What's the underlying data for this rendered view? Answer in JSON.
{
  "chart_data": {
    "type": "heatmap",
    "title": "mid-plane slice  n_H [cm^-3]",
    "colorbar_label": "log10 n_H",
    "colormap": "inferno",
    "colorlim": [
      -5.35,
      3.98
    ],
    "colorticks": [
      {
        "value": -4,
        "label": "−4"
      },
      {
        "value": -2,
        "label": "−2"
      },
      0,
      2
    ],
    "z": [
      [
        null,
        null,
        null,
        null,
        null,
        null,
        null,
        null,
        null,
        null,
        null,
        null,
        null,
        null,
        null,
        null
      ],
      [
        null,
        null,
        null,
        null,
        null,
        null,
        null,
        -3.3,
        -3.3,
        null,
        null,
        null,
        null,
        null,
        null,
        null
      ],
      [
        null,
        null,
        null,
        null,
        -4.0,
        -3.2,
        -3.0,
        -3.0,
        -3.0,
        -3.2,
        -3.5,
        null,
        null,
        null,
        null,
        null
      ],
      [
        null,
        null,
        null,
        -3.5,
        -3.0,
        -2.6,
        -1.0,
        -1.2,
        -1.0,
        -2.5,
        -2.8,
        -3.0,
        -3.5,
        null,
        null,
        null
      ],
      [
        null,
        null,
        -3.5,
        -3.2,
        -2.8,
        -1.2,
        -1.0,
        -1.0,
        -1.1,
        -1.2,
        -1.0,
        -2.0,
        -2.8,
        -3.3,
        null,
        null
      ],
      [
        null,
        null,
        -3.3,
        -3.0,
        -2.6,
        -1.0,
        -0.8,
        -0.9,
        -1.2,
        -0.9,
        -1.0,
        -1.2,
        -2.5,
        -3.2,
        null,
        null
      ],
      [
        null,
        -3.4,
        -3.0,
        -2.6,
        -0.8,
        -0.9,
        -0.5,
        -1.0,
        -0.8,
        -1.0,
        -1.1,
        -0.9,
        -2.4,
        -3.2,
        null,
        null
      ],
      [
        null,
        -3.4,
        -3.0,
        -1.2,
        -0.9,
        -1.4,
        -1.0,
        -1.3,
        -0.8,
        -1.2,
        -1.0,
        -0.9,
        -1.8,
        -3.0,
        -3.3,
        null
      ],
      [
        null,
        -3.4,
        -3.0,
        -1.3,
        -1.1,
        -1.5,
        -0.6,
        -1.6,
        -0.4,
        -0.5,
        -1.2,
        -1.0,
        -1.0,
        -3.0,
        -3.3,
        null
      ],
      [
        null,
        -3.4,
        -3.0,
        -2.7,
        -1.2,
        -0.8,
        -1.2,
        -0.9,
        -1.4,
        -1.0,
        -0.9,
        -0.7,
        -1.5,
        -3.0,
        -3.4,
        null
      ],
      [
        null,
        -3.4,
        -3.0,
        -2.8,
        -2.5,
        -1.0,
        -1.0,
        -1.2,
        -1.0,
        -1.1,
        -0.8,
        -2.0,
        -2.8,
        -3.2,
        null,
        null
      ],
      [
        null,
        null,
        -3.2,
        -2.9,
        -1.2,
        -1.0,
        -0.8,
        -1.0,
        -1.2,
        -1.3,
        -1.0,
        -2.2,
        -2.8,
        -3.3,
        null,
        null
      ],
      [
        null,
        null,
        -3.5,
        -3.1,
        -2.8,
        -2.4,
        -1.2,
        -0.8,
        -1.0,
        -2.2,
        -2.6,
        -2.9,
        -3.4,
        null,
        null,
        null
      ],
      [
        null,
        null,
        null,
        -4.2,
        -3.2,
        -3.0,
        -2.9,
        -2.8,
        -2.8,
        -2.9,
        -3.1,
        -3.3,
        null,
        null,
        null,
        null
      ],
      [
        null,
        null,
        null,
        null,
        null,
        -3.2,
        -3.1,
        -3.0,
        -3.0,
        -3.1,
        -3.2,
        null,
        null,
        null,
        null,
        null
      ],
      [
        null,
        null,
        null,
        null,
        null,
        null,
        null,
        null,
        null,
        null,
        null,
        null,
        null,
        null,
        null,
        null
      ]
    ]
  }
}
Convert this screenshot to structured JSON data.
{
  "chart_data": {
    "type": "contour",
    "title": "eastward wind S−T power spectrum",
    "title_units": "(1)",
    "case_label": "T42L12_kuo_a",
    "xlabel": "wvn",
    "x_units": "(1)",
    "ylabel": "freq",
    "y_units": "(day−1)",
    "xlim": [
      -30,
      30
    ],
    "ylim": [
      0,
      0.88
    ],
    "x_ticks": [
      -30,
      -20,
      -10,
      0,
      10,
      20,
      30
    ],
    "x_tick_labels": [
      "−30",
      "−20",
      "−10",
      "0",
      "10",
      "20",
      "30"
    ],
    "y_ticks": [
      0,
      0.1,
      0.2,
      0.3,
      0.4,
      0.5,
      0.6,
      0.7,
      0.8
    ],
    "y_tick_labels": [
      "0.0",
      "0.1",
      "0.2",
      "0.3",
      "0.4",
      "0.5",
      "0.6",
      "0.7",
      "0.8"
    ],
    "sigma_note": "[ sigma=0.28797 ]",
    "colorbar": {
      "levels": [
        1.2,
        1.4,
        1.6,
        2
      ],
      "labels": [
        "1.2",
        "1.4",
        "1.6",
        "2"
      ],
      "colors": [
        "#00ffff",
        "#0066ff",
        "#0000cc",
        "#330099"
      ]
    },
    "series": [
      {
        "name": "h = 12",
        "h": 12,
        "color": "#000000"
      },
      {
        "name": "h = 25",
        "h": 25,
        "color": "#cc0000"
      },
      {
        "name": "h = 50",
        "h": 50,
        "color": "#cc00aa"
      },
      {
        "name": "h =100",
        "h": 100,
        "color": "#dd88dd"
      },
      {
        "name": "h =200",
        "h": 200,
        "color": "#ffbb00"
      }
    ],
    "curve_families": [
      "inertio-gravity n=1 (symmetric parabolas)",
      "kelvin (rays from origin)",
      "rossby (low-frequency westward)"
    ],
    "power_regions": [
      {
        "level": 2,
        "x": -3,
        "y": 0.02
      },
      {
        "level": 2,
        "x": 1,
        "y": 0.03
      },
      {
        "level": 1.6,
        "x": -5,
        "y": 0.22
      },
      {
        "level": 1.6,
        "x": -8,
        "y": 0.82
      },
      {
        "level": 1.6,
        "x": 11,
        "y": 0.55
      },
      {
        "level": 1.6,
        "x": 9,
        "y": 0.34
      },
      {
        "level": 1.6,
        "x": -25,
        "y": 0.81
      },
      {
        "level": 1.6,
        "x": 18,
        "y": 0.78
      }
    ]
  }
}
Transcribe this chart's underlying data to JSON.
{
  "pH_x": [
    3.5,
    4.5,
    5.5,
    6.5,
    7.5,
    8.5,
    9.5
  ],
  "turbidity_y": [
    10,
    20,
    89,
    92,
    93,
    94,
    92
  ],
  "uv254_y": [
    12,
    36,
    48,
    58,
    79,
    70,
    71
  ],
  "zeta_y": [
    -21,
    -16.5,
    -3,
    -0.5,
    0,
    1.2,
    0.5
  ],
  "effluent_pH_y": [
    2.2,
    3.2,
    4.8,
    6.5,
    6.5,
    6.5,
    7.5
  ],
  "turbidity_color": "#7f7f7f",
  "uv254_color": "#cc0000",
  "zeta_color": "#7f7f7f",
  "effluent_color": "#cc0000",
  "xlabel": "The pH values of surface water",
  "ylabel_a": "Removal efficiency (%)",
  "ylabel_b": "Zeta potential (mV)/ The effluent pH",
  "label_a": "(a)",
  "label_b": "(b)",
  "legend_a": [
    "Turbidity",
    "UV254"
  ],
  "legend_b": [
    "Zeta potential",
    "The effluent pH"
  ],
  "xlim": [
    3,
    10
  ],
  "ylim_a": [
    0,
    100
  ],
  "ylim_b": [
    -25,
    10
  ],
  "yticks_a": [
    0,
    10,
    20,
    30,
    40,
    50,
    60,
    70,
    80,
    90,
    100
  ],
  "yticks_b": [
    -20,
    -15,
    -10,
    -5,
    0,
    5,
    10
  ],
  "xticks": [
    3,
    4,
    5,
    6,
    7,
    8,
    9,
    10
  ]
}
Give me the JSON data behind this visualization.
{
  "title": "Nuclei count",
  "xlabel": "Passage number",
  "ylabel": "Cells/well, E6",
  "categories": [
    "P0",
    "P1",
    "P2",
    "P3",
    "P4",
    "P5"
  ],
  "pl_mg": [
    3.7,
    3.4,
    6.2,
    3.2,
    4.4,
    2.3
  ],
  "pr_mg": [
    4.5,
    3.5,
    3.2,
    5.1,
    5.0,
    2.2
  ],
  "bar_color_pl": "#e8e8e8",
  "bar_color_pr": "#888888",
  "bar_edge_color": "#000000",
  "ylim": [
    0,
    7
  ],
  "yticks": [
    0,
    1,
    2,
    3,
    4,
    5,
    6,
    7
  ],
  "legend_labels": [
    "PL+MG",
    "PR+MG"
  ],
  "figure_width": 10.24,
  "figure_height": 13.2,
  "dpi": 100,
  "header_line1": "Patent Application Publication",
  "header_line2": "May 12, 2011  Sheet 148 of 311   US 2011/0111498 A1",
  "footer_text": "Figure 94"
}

- - - - - - -

Do this: Go through the records and copy each line with "potential" in it.

Answer in full:
  "ylabel_b": "Zeta potential (mV)/ The effluent pH",
    "Zeta potential",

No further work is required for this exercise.